PROBLEM DETAILS: Scan the records for the word "name". Copy each line that includes it.

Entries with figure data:
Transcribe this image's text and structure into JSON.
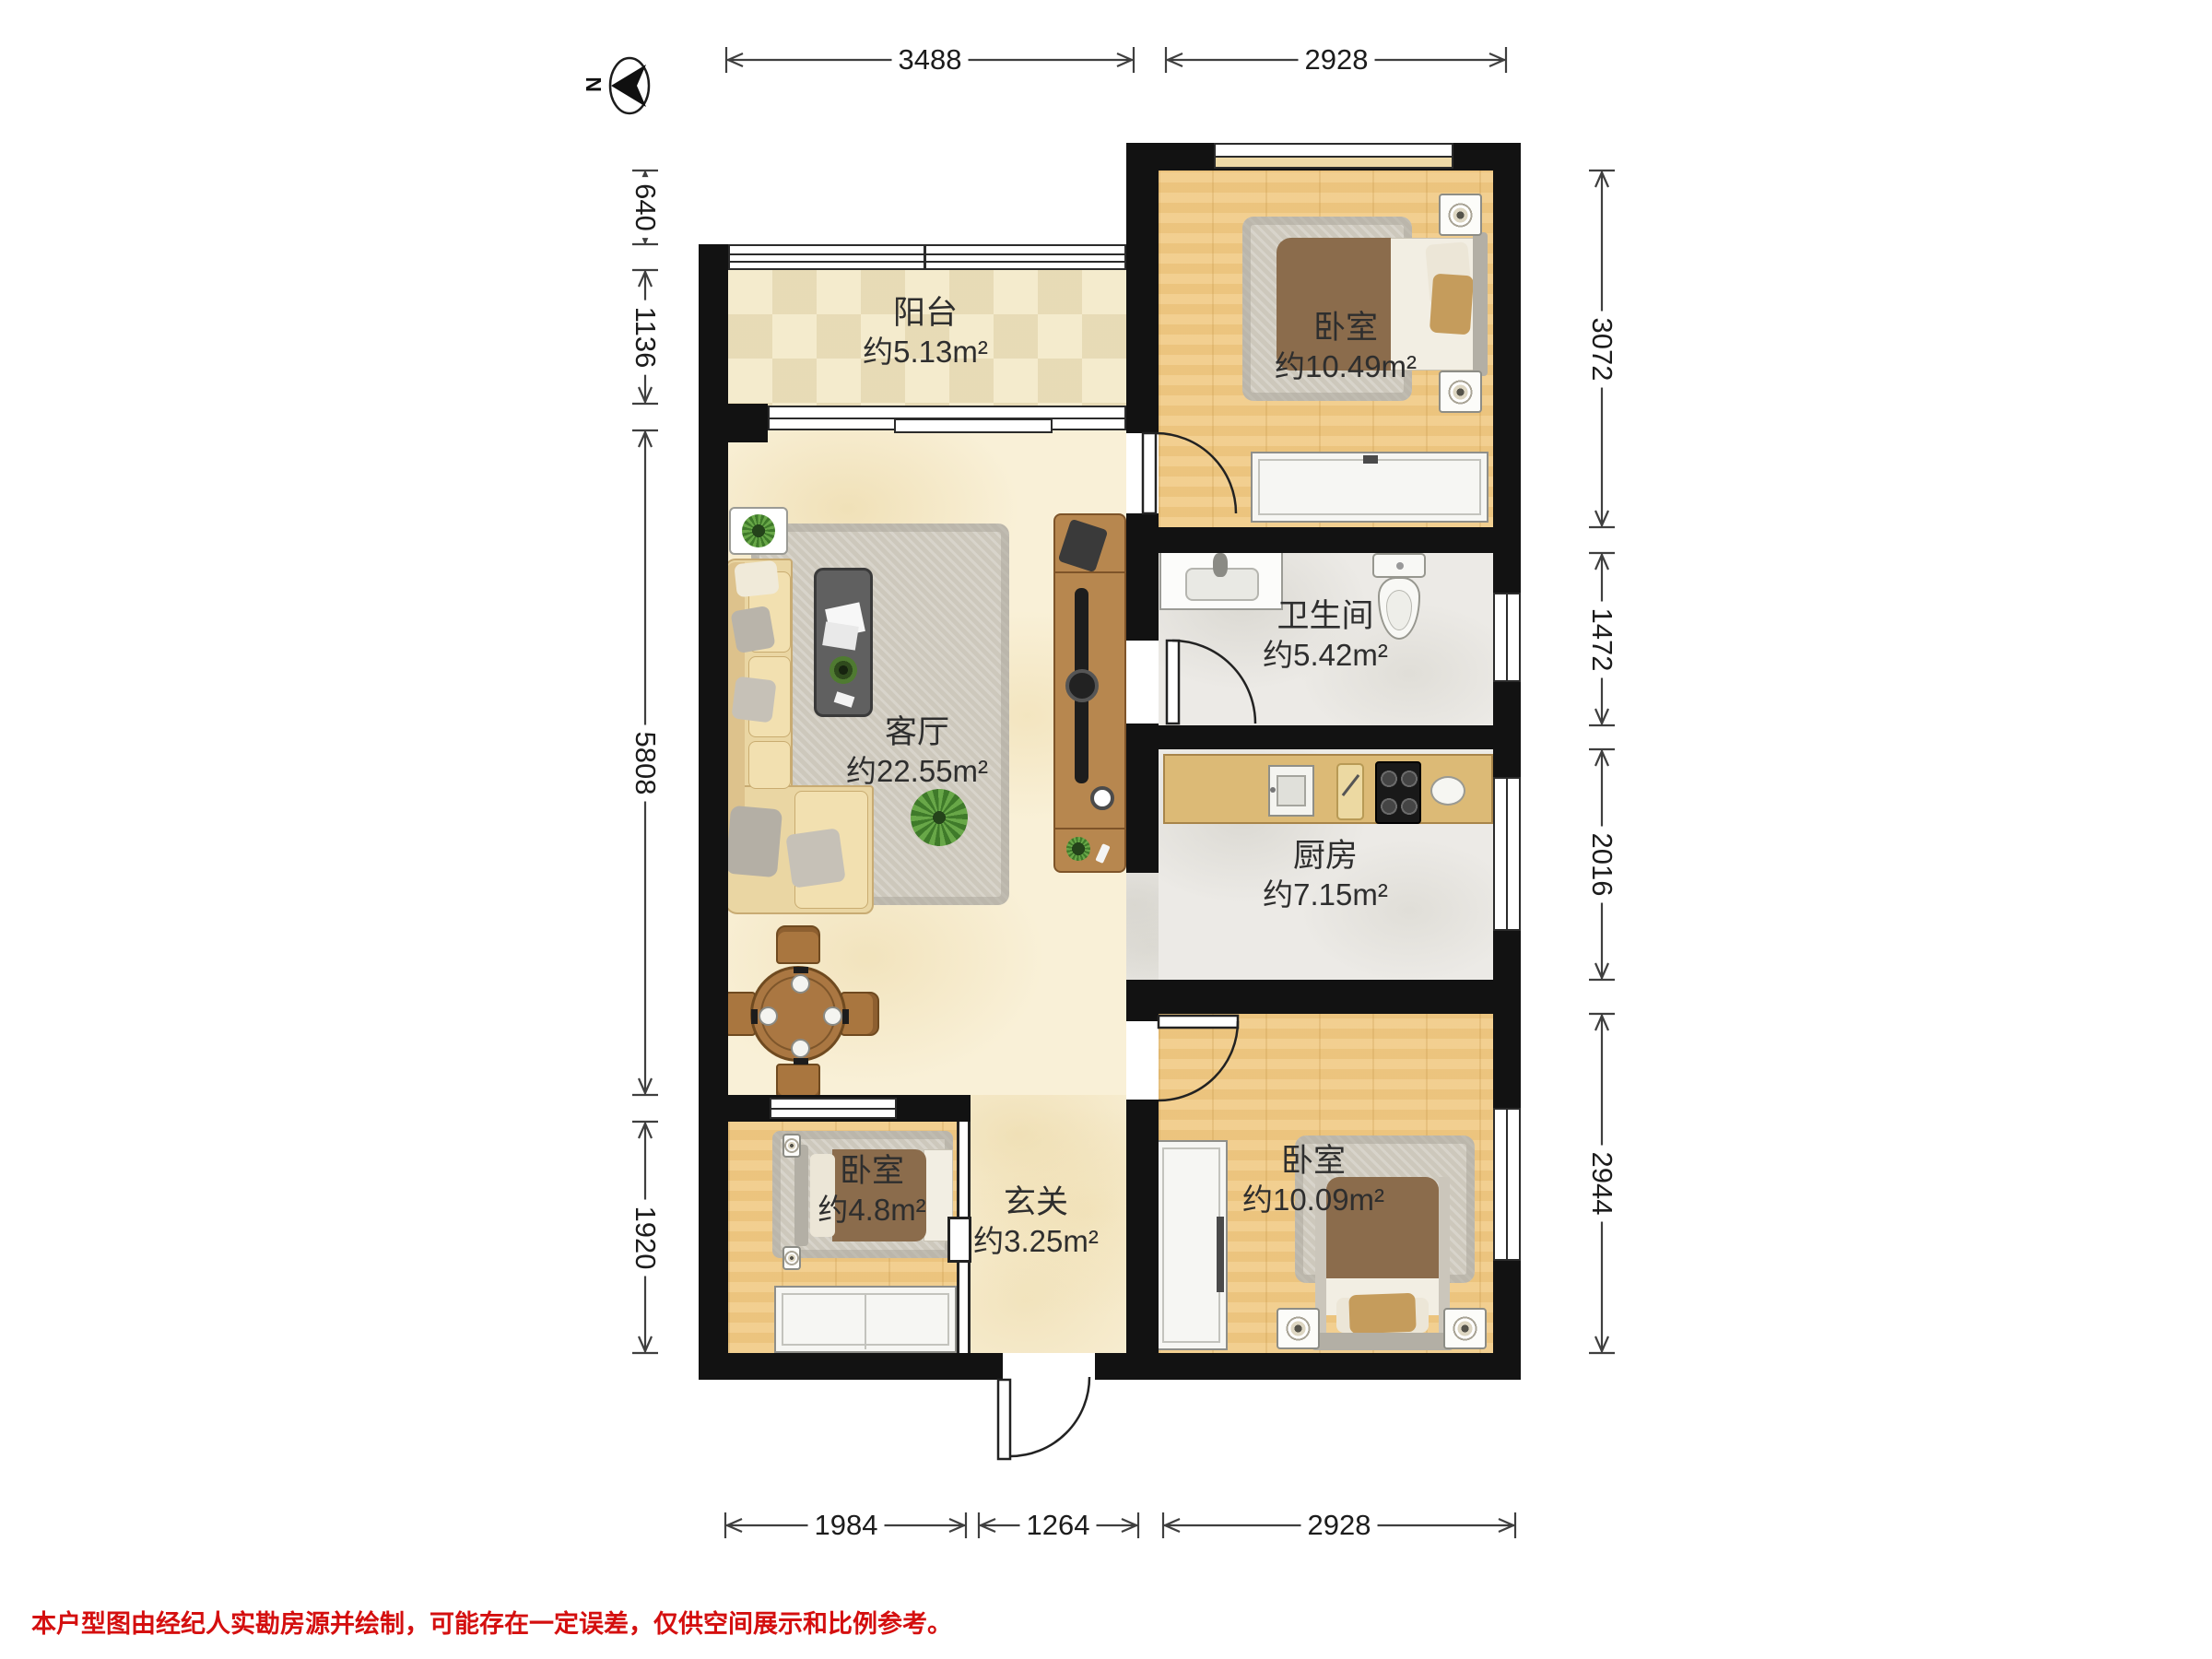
{
  "north_label": "N",
  "rooms": {
    "balcony": {
      "name": "阳台",
      "area": "约5.13m²"
    },
    "bedroom_top": {
      "name": "卧室",
      "area": "约10.49m²"
    },
    "bathroom": {
      "name": "卫生间",
      "area": "约5.42m²"
    },
    "living": {
      "name": "客厅",
      "area": "约22.55m²"
    },
    "kitchen": {
      "name": "厨房",
      "area": "约7.15m²"
    },
    "bedroom_small": {
      "name": "卧室",
      "area": "约4.8m²"
    },
    "hallway": {
      "name": "玄关",
      "area": "约3.25m²"
    },
    "bedroom_bottom": {
      "name": "卧室",
      "area": "约10.09m²"
    }
  },
  "dimensions": {
    "top": [
      "3488",
      "2928"
    ],
    "bottom": [
      "1984",
      "1264",
      "2928"
    ],
    "left": [
      "640",
      "1136",
      "5808",
      "1920"
    ],
    "right": [
      "3072",
      "1472",
      "2016",
      "2944"
    ]
  },
  "disclaimer": "本户型图由经纪人实勘房源并绘制，可能存在一定误差，仅供空间展示和比例参考。",
  "colors": {
    "wall": "#121212",
    "wood_floor": "#f1ca84",
    "marble_floor": "#f9f0d7",
    "tile_floor": "#f4ebcd",
    "stone_floor": "#eceae6",
    "kitchen_counter": "#dcba76",
    "sofa": "#ead6a3",
    "bed_blanket": "#8b6c4c",
    "tv_cabinet": "#b7874f",
    "dimension_text": "#1c1c1c",
    "disclaimer_red": "#d40f0f"
  }
}
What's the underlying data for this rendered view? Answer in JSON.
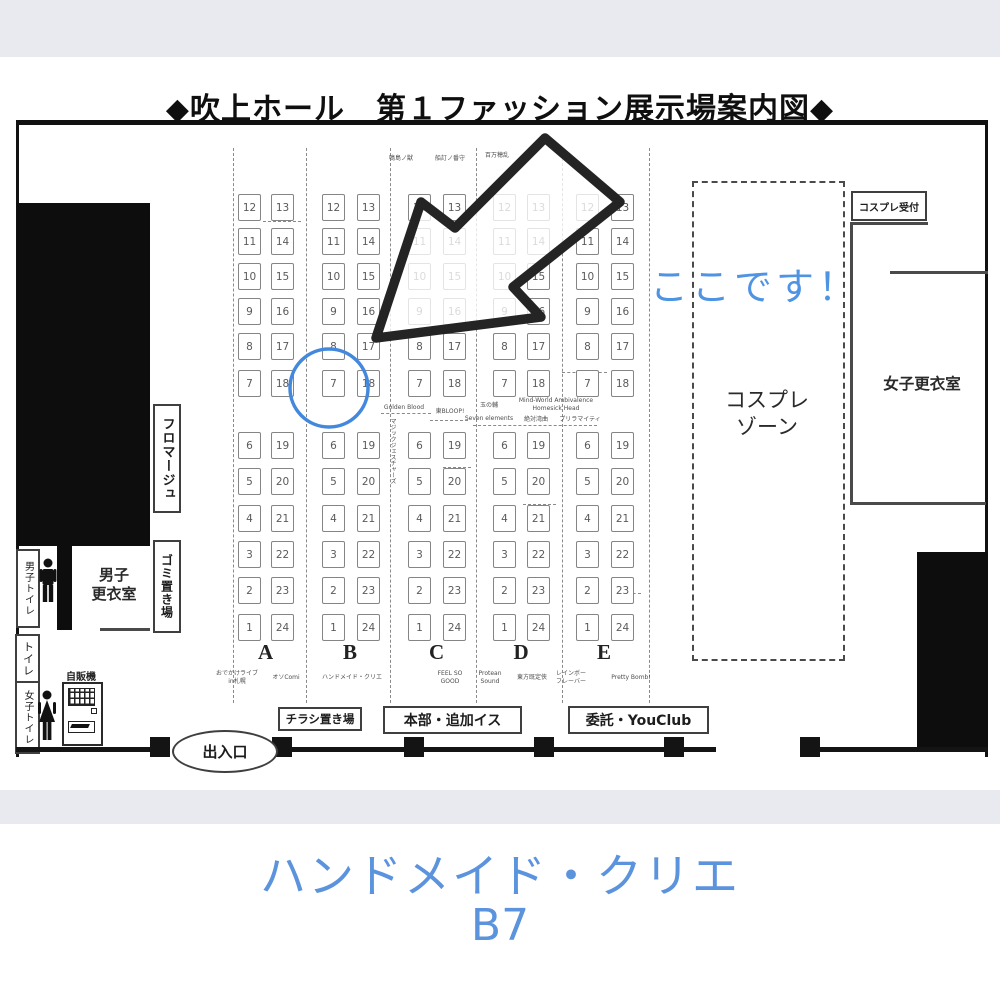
{
  "title": "◆吹上ホール　第１ファッション展示場案内図◆",
  "annotation": {
    "here": "ここです！",
    "circled_booth": "B7"
  },
  "caption": {
    "line1": "ハンドメイド・クリエ",
    "line2": "B7"
  },
  "colors": {
    "highlight_blue": "#4488dd",
    "caption_blue": "#5b93dd",
    "wall_black": "#0d0d0d"
  },
  "grid": {
    "column_letters": [
      "A",
      "B",
      "C",
      "D",
      "E"
    ],
    "top_left": [
      12,
      11,
      10,
      9,
      8,
      7
    ],
    "top_right": [
      13,
      14,
      15,
      16,
      17,
      18
    ],
    "bottom_left": [
      6,
      5,
      4,
      3,
      2,
      1
    ],
    "bottom_right": [
      19,
      20,
      21,
      22,
      23,
      24
    ]
  },
  "map_labels": {
    "top": [
      {
        "text": "鳴島ノ獣",
        "x": 401,
        "y": 156
      },
      {
        "text": "船訂ノ番守",
        "x": 450,
        "y": 156
      },
      {
        "text": "百万穂乱",
        "x": 497,
        "y": 153
      }
    ],
    "mid": [
      {
        "text": "Golden Blood",
        "x": 404,
        "y": 405
      },
      {
        "text": "東BLOOP!",
        "x": 450,
        "y": 409
      },
      {
        "text": "玉の輔",
        "x": 489,
        "y": 403
      },
      {
        "text": "Seven elements",
        "x": 489,
        "y": 416
      },
      {
        "text": "Mind-World Ambivalence",
        "x": 556,
        "y": 398
      },
      {
        "text": "Homesick Head",
        "x": 556,
        "y": 406
      },
      {
        "text": "絶対湾曲",
        "x": 536,
        "y": 417
      },
      {
        "text": "プリラマイティ",
        "x": 580,
        "y": 417
      },
      {
        "text": "マジックジェスチャーズ",
        "x": 390,
        "y": 418,
        "vertical": true
      }
    ],
    "bottom": [
      {
        "text": "おでかけライブ",
        "x": 237,
        "y": 671
      },
      {
        "text": "in札幌",
        "x": 237,
        "y": 679
      },
      {
        "text": "オソComi",
        "x": 286,
        "y": 675
      },
      {
        "text": "ハンドメイド・クリエ",
        "x": 352,
        "y": 675
      },
      {
        "text": "FEEL SO",
        "x": 450,
        "y": 671
      },
      {
        "text": "GOOD",
        "x": 450,
        "y": 679
      },
      {
        "text": "Protean",
        "x": 490,
        "y": 671
      },
      {
        "text": "Sound",
        "x": 490,
        "y": 679
      },
      {
        "text": "東方既定侠",
        "x": 532,
        "y": 675
      },
      {
        "text": "レインボー",
        "x": 571,
        "y": 671
      },
      {
        "text": "フレーバー",
        "x": 571,
        "y": 679
      },
      {
        "text": "Pretty Bomb!",
        "x": 631,
        "y": 675
      }
    ]
  },
  "facilities": {
    "fromage": "フロマージュ",
    "trash": "ゴミ置き場",
    "mens_changing_l1": "男子",
    "mens_changing_l2": "更衣室",
    "mens_toilet": "男子トイレ",
    "toilet": "トイレ",
    "womens_toilet": "女子トイレ",
    "vending": "自販機",
    "cosplay_reception": "コスプレ受付",
    "cosplay_zone_l1": "コスプレ",
    "cosplay_zone_l2": "ゾーン",
    "womens_changing": "女子更衣室",
    "entrance": "出入口",
    "flyer_area": "チラシ置き場",
    "hq": "本部・追加イス",
    "consignment": "委託・YouClub"
  }
}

FULL OUTPUT:
      "name": "阳台",
      "name": "卧室",
      "name": "卫生间",
      "name": "客厅",
      "name": "厨房",
      "name": "卧室",
      "name": "玄关",
      "name": "卧室",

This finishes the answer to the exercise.